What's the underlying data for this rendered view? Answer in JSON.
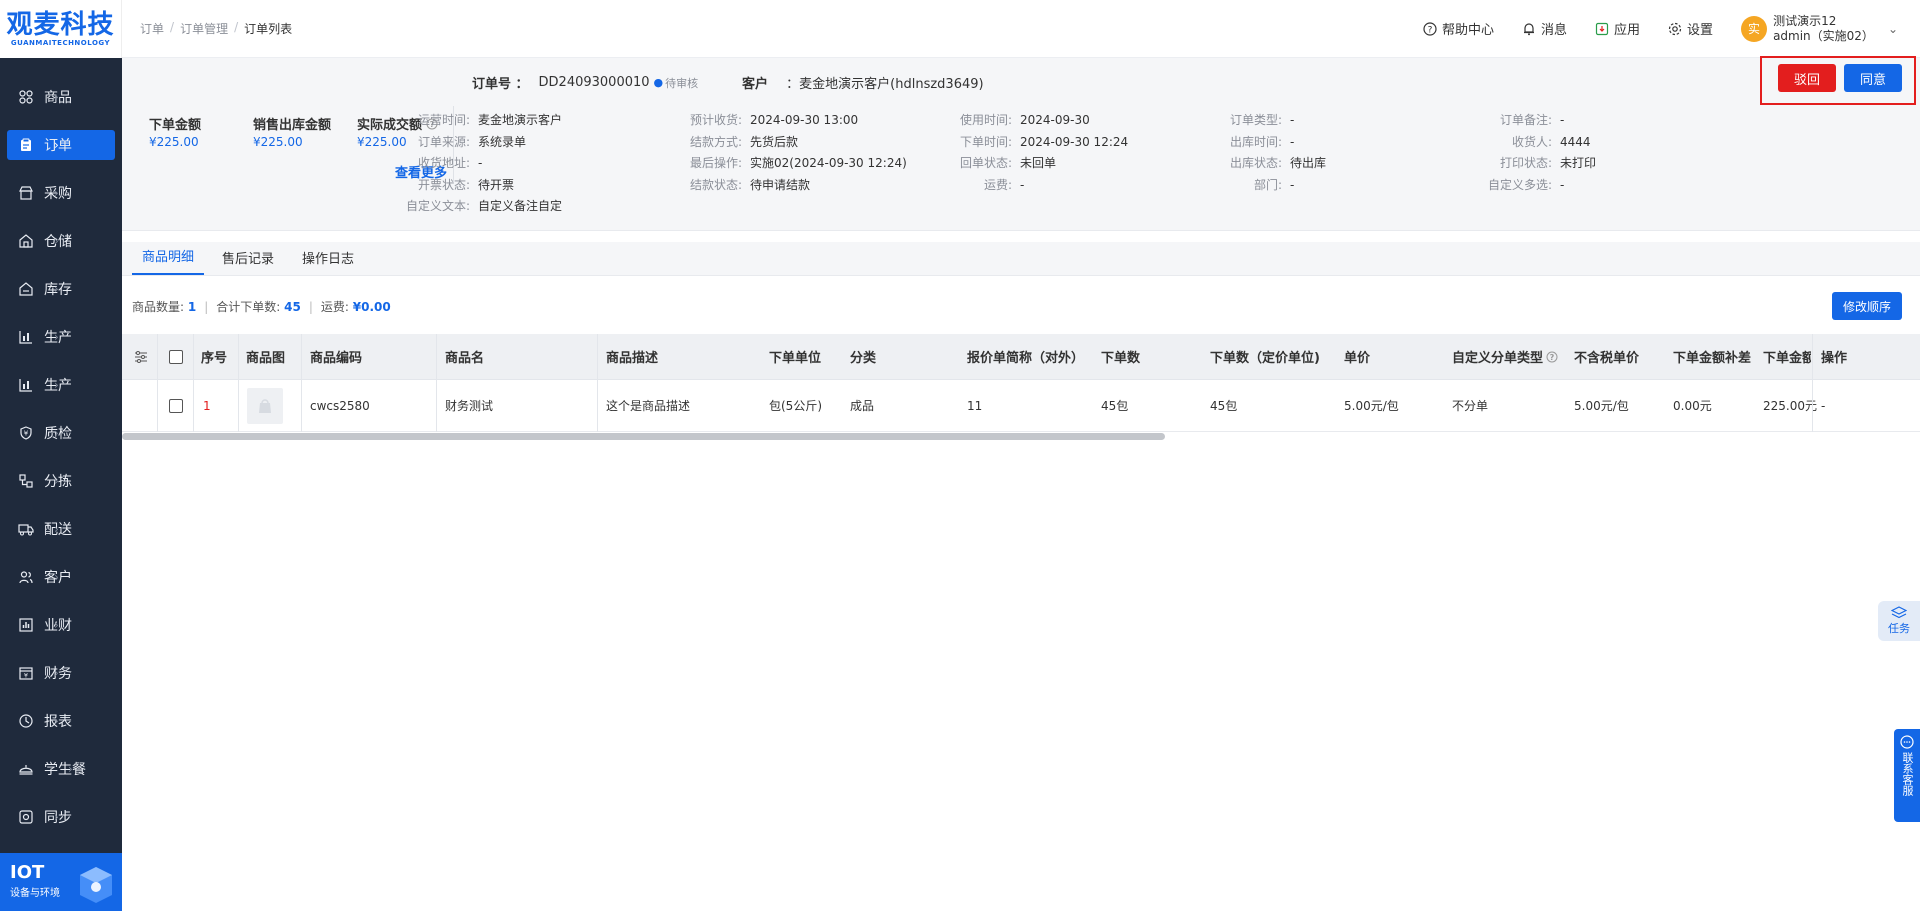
{
  "brand": {
    "name": "观麦科技",
    "sub": "GUANMAITECHNOLOGY"
  },
  "sidebar": {
    "items": [
      {
        "label": "商品",
        "icon": "grid-icon"
      },
      {
        "label": "订单",
        "icon": "order-icon",
        "active": true
      },
      {
        "label": "采购",
        "icon": "shop-icon"
      },
      {
        "label": "仓储",
        "icon": "warehouse-icon"
      },
      {
        "label": "库存",
        "icon": "inventory-icon"
      },
      {
        "label": "生产",
        "icon": "chart-icon"
      },
      {
        "label": "生产",
        "icon": "chart-icon"
      },
      {
        "label": "质检",
        "icon": "shield-icon"
      },
      {
        "label": "分拣",
        "icon": "sort-icon"
      },
      {
        "label": "配送",
        "icon": "truck-icon"
      },
      {
        "label": "客户",
        "icon": "users-icon"
      },
      {
        "label": "业财",
        "icon": "bar-chart-icon"
      },
      {
        "label": "财务",
        "icon": "finance-icon"
      },
      {
        "label": "报表",
        "icon": "report-icon"
      },
      {
        "label": "学生餐",
        "icon": "meal-icon"
      },
      {
        "label": "同步",
        "icon": "sync-icon"
      }
    ],
    "iot": {
      "title": "IOT",
      "sub": "设备与环境"
    }
  },
  "breadcrumb": [
    "订单",
    "订单管理",
    "订单列表"
  ],
  "topbar": {
    "help": "帮助中心",
    "message": "消息",
    "apps": "应用",
    "settings": "设置",
    "avatar_text": "实",
    "user_name": "测试演示12",
    "user_account": "admin（实施02）"
  },
  "order": {
    "no_label": "订单号 ：",
    "no": "DD24093000010",
    "status": "待审核",
    "customer_label": "客户",
    "customer": "：麦金地演示客户(hdlnszd3649)",
    "reject": "驳回",
    "agree": "同意",
    "amounts": [
      {
        "label": "下单金额",
        "value": "¥225.00"
      },
      {
        "label": "销售出库金额",
        "value": "¥225.00"
      },
      {
        "label": "实际成交额",
        "value": "¥225.00",
        "help": true
      }
    ],
    "see_more": "查看更多",
    "info_cols": [
      [
        {
          "k": "运营时间:",
          "v": "麦金地演示客户"
        },
        {
          "k": "订单来源:",
          "v": "系统录单"
        },
        {
          "k": "收货地址:",
          "v": "-"
        },
        {
          "k": "开票状态:",
          "v": "待开票"
        },
        {
          "k": "自定义文本:",
          "v": "自定义备注自定"
        }
      ],
      [
        {
          "k": "预计收货:",
          "v": "2024-09-30 13:00"
        },
        {
          "k": "结款方式:",
          "v": "先货后款"
        },
        {
          "k": "最后操作:",
          "v": "实施02(2024-09-30 12:24)"
        },
        {
          "k": "结款状态:",
          "v": "待申请结款"
        }
      ],
      [
        {
          "k": "使用时间:",
          "v": "2024-09-30"
        },
        {
          "k": "下单时间:",
          "v": "2024-09-30 12:24"
        },
        {
          "k": "回单状态:",
          "v": "未回单"
        },
        {
          "k": "运费:",
          "v": "-"
        }
      ],
      [
        {
          "k": "订单类型:",
          "v": "-"
        },
        {
          "k": "出库时间:",
          "v": "-"
        },
        {
          "k": "出库状态:",
          "v": "待出库"
        },
        {
          "k": "部门:",
          "v": "-"
        }
      ],
      [
        {
          "k": "订单备注:",
          "v": "-"
        },
        {
          "k": "收货人:",
          "v": "4444"
        },
        {
          "k": "打印状态:",
          "v": "未打印"
        },
        {
          "k": "自定义多选:",
          "v": "-"
        }
      ]
    ]
  },
  "tabs": [
    "商品明细",
    "售后记录",
    "操作日志"
  ],
  "summary": {
    "count_label": "商品数量:",
    "count": "1",
    "total_label": "合计下单数:",
    "total": "45",
    "freight_label": "运费:",
    "freight": "¥0.00"
  },
  "modify_order_btn": "修改顺序",
  "table": {
    "headers": [
      "序号",
      "商品图",
      "商品编码",
      "商品名",
      "商品描述",
      "下单单位",
      "分类",
      "报价单简称（对外）",
      "下单数",
      "下单数（定价单位)",
      "单价",
      "自定义分单类型",
      "不含税单价",
      "下单金额补差",
      "下单金额",
      "操作"
    ],
    "rows": [
      [
        "1",
        "",
        "cwcs2580",
        "财务测试",
        "这个是商品描述",
        "包(5公斤)",
        "成品",
        "11",
        "45包",
        "45包",
        "5.00元/包",
        "不分单",
        "5.00元/包",
        "0.00元",
        "225.00元",
        "-"
      ]
    ]
  },
  "floats": {
    "task": "任务",
    "service": "联系客服"
  }
}
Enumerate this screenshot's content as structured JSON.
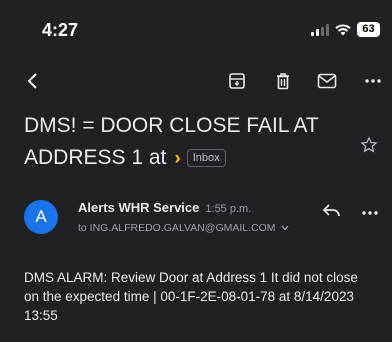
{
  "status": {
    "time": "4:27",
    "battery": "63"
  },
  "toolbar": {
    "back_icon": "chevron-left-icon",
    "archive_icon": "archive-icon",
    "delete_icon": "trash-icon",
    "mark_unread_icon": "mail-icon",
    "more_icon": "more-horizontal-icon"
  },
  "email": {
    "subject": "DMS! = DOOR CLOSE FAIL AT ADDRESS 1 at",
    "importance_marker": "›",
    "label": "Inbox",
    "sender_initial": "A",
    "sender_name": "Alerts WHR Service",
    "sent_time": "1:55 p.m.",
    "to": "to ING.ALFREDO.GALVAN@GMAIL.COM",
    "body": "DMS ALARM: Review Door at Address 1 It did not close on the expected time | 00-1F-2E-08-01-78 at 8/14/2023 13:55"
  },
  "colors": {
    "background": "#202124",
    "accent_avatar": "#1a73e8",
    "importance": "#fbbc04"
  }
}
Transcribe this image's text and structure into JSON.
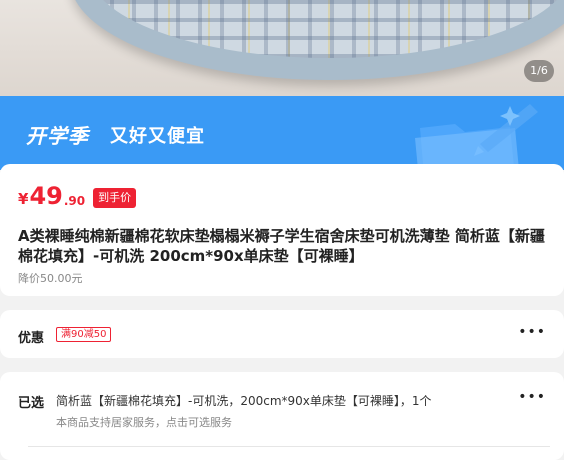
{
  "gallery": {
    "counter": "1/6"
  },
  "banner": {
    "title": "开学季",
    "subtitle": "又好又便宜"
  },
  "price": {
    "currency": "¥",
    "integer": "49",
    "decimal": ".90",
    "tag": "到手价",
    "color": "#ee2233"
  },
  "product": {
    "title": "A类裸睡纯棉新疆棉花软床垫榻榻米褥子学生宿舍床垫可机洗薄垫 简析蓝【新疆棉花填充】-可机洗 200cm*90x单床垫【可裸睡】",
    "original_price": "降价50.00元"
  },
  "discount": {
    "label": "优惠",
    "coupon": "满90减50",
    "more": "•••"
  },
  "selected": {
    "label": "已选",
    "value": "简析蓝【新疆棉花填充】-可机洗，200cm*90x单床垫【可裸睡】，1个",
    "service": "本商品支持居家服务，点击可选服务",
    "more": "•••"
  },
  "colors": {
    "banner_blue": "#3a9af5",
    "accent_red": "#ee2233",
    "background": "#f2f2f2"
  }
}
-*-*-
**WHAT IS REQUIRED**
Working from the listing above, pick out every line that has "JSON" and copy it.

**SOLUTION**
What's the underlying data for this rendered view? Answer in JSON.
Enumerate this screenshot's content as structured JSON.
Transcribe this image's text and structure into JSON.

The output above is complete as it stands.